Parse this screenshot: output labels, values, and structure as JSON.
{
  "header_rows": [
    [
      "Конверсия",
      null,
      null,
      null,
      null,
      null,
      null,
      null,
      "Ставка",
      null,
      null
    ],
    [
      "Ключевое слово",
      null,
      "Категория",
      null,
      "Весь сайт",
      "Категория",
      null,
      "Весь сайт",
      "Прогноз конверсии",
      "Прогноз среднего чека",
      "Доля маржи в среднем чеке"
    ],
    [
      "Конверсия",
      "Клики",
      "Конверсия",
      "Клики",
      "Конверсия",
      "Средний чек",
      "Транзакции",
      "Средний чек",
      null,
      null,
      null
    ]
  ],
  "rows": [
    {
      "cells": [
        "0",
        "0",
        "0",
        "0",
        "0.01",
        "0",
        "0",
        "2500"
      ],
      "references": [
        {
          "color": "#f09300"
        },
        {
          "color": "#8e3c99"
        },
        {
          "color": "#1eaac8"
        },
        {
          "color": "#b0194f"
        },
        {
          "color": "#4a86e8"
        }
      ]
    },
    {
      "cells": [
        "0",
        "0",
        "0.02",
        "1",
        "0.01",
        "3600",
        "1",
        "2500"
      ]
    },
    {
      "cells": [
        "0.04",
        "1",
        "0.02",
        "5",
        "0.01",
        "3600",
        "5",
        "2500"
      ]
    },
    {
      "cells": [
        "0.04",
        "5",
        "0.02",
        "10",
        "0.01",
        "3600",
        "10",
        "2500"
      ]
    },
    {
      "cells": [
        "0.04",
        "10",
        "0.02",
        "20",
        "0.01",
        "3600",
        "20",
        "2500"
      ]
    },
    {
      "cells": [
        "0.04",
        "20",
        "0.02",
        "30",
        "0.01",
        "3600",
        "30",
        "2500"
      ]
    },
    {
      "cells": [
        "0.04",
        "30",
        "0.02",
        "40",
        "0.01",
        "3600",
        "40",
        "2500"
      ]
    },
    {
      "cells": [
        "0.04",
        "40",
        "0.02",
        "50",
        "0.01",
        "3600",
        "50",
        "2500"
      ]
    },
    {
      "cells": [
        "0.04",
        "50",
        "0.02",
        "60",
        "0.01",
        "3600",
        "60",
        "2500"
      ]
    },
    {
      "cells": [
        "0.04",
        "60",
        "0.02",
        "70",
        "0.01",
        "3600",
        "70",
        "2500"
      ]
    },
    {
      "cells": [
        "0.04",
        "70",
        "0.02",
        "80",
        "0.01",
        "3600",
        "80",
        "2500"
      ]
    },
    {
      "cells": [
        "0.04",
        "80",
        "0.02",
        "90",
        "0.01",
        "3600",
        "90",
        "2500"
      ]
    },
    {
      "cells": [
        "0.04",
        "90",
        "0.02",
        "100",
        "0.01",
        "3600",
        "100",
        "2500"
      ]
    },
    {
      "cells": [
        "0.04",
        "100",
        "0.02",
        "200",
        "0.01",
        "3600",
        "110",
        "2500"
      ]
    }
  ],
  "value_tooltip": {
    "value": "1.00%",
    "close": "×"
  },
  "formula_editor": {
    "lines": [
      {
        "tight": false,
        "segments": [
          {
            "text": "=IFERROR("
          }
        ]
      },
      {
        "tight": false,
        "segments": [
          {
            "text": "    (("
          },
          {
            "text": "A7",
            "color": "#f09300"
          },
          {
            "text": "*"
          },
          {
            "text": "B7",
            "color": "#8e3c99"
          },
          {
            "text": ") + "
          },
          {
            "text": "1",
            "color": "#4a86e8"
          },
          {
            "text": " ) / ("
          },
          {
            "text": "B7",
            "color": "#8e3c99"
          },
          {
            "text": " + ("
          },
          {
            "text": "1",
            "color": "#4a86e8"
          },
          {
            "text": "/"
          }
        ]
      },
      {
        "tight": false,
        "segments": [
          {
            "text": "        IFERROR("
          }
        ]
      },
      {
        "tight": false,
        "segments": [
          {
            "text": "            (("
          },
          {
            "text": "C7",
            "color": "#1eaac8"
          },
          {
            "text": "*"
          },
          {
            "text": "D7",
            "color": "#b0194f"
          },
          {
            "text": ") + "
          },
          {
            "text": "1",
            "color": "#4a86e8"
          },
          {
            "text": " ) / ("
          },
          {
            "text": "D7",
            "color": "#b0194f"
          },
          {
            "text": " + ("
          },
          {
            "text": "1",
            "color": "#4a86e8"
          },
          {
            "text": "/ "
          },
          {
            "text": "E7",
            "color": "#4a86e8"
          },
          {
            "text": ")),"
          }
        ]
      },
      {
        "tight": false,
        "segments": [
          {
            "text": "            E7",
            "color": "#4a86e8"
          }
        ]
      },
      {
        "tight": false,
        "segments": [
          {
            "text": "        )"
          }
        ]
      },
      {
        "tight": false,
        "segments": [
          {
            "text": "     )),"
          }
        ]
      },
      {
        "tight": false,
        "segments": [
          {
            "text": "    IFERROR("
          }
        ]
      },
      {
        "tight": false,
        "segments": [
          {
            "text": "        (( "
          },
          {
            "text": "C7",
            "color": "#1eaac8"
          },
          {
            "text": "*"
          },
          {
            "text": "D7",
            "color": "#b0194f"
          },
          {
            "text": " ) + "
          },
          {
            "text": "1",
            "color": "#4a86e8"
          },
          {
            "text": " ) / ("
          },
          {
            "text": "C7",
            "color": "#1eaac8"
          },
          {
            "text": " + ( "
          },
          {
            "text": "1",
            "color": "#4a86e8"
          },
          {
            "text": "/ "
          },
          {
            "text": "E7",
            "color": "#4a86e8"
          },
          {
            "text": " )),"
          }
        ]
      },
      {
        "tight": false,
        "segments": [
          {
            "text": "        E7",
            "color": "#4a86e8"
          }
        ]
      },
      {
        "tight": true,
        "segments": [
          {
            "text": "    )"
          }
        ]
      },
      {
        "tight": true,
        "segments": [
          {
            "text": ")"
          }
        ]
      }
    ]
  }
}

■ **Instructions for the task**:
Each line above must be printed exactly as it appears.

■ **Task answer**:
Parse this screenshot: output labels, values, and structure as JSON.
{
  "header_rows": [
    [
      "Конверсия",
      null,
      null,
      null,
      null,
      null,
      null,
      null,
      "Ставка",
      null,
      null
    ],
    [
      "Ключевое слово",
      null,
      "Категория",
      null,
      "Весь сайт",
      "Категория",
      null,
      "Весь сайт",
      "Прогноз конверсии",
      "Прогноз среднего чека",
      "Доля маржи в среднем чеке"
    ],
    [
      "Конверсия",
      "Клики",
      "Конверсия",
      "Клики",
      "Конверсия",
      "Средний чек",
      "Транзакции",
      "Средний чек",
      null,
      null,
      null
    ]
  ],
  "rows": [
    {
      "cells": [
        "0",
        "0",
        "0",
        "0",
        "0.01",
        "0",
        "0",
        "2500"
      ],
      "references": [
        {
          "color": "#f09300"
        },
        {
          "color": "#8e3c99"
        },
        {
          "color": "#1eaac8"
        },
        {
          "color": "#b0194f"
        },
        {
          "color": "#4a86e8"
        }
      ]
    },
    {
      "cells": [
        "0",
        "0",
        "0.02",
        "1",
        "0.01",
        "3600",
        "1",
        "2500"
      ]
    },
    {
      "cells": [
        "0.04",
        "1",
        "0.02",
        "5",
        "0.01",
        "3600",
        "5",
        "2500"
      ]
    },
    {
      "cells": [
        "0.04",
        "5",
        "0.02",
        "10",
        "0.01",
        "3600",
        "10",
        "2500"
      ]
    },
    {
      "cells": [
        "0.04",
        "10",
        "0.02",
        "20",
        "0.01",
        "3600",
        "20",
        "2500"
      ]
    },
    {
      "cells": [
        "0.04",
        "20",
        "0.02",
        "30",
        "0.01",
        "3600",
        "30",
        "2500"
      ]
    },
    {
      "cells": [
        "0.04",
        "30",
        "0.02",
        "40",
        "0.01",
        "3600",
        "40",
        "2500"
      ]
    },
    {
      "cells": [
        "0.04",
        "40",
        "0.02",
        "50",
        "0.01",
        "3600",
        "50",
        "2500"
      ]
    },
    {
      "cells": [
        "0.04",
        "50",
        "0.02",
        "60",
        "0.01",
        "3600",
        "60",
        "2500"
      ]
    },
    {
      "cells": [
        "0.04",
        "60",
        "0.02",
        "70",
        "0.01",
        "3600",
        "70",
        "2500"
      ]
    },
    {
      "cells": [
        "0.04",
        "70",
        "0.02",
        "80",
        "0.01",
        "3600",
        "80",
        "2500"
      ]
    },
    {
      "cells": [
        "0.04",
        "80",
        "0.02",
        "90",
        "0.01",
        "3600",
        "90",
        "2500"
      ]
    },
    {
      "cells": [
        "0.04",
        "90",
        "0.02",
        "100",
        "0.01",
        "3600",
        "100",
        "2500"
      ]
    },
    {
      "cells": [
        "0.04",
        "100",
        "0.02",
        "200",
        "0.01",
        "3600",
        "110",
        "2500"
      ]
    }
  ],
  "value_tooltip": {
    "value": "1.00%",
    "close": "×"
  },
  "formula_editor": {
    "lines": [
      {
        "tight": false,
        "segments": [
          {
            "text": "=IFERROR("
          }
        ]
      },
      {
        "tight": false,
        "segments": [
          {
            "text": "    (("
          },
          {
            "text": "A7",
            "color": "#f09300"
          },
          {
            "text": "*"
          },
          {
            "text": "B7",
            "color": "#8e3c99"
          },
          {
            "text": ") + "
          },
          {
            "text": "1",
            "color": "#4a86e8"
          },
          {
            "text": " ) / ("
          },
          {
            "text": "B7",
            "color": "#8e3c99"
          },
          {
            "text": " + ("
          },
          {
            "text": "1",
            "color": "#4a86e8"
          },
          {
            "text": "/"
          }
        ]
      },
      {
        "tight": false,
        "segments": [
          {
            "text": "        IFERROR("
          }
        ]
      },
      {
        "tight": false,
        "segments": [
          {
            "text": "            (("
          },
          {
            "text": "C7",
            "color": "#1eaac8"
          },
          {
            "text": "*"
          },
          {
            "text": "D7",
            "color": "#b0194f"
          },
          {
            "text": ") + "
          },
          {
            "text": "1",
            "color": "#4a86e8"
          },
          {
            "text": " ) / ("
          },
          {
            "text": "D7",
            "color": "#b0194f"
          },
          {
            "text": " + ("
          },
          {
            "text": "1",
            "color": "#4a86e8"
          },
          {
            "text": "/ "
          },
          {
            "text": "E7",
            "color": "#4a86e8"
          },
          {
            "text": ")),"
          }
        ]
      },
      {
        "tight": false,
        "segments": [
          {
            "text": "            E7",
            "color": "#4a86e8"
          }
        ]
      },
      {
        "tight": false,
        "segments": [
          {
            "text": "        )"
          }
        ]
      },
      {
        "tight": false,
        "segments": [
          {
            "text": "     )),"
          }
        ]
      },
      {
        "tight": false,
        "segments": [
          {
            "text": "    IFERROR("
          }
        ]
      },
      {
        "tight": false,
        "segments": [
          {
            "text": "        (( "
          },
          {
            "text": "C7",
            "color": "#1eaac8"
          },
          {
            "text": "*"
          },
          {
            "text": "D7",
            "color": "#b0194f"
          },
          {
            "text": " ) + "
          },
          {
            "text": "1",
            "color": "#4a86e8"
          },
          {
            "text": " ) / ("
          },
          {
            "text": "C7",
            "color": "#1eaac8"
          },
          {
            "text": " + ( "
          },
          {
            "text": "1",
            "color": "#4a86e8"
          },
          {
            "text": "/ "
          },
          {
            "text": "E7",
            "color": "#4a86e8"
          },
          {
            "text": " )),"
          }
        ]
      },
      {
        "tight": false,
        "segments": [
          {
            "text": "        E7",
            "color": "#4a86e8"
          }
        ]
      },
      {
        "tight": true,
        "segments": [
          {
            "text": "    )"
          }
        ]
      },
      {
        "tight": true,
        "segments": [
          {
            "text": ")"
          }
        ]
      }
    ]
  }
}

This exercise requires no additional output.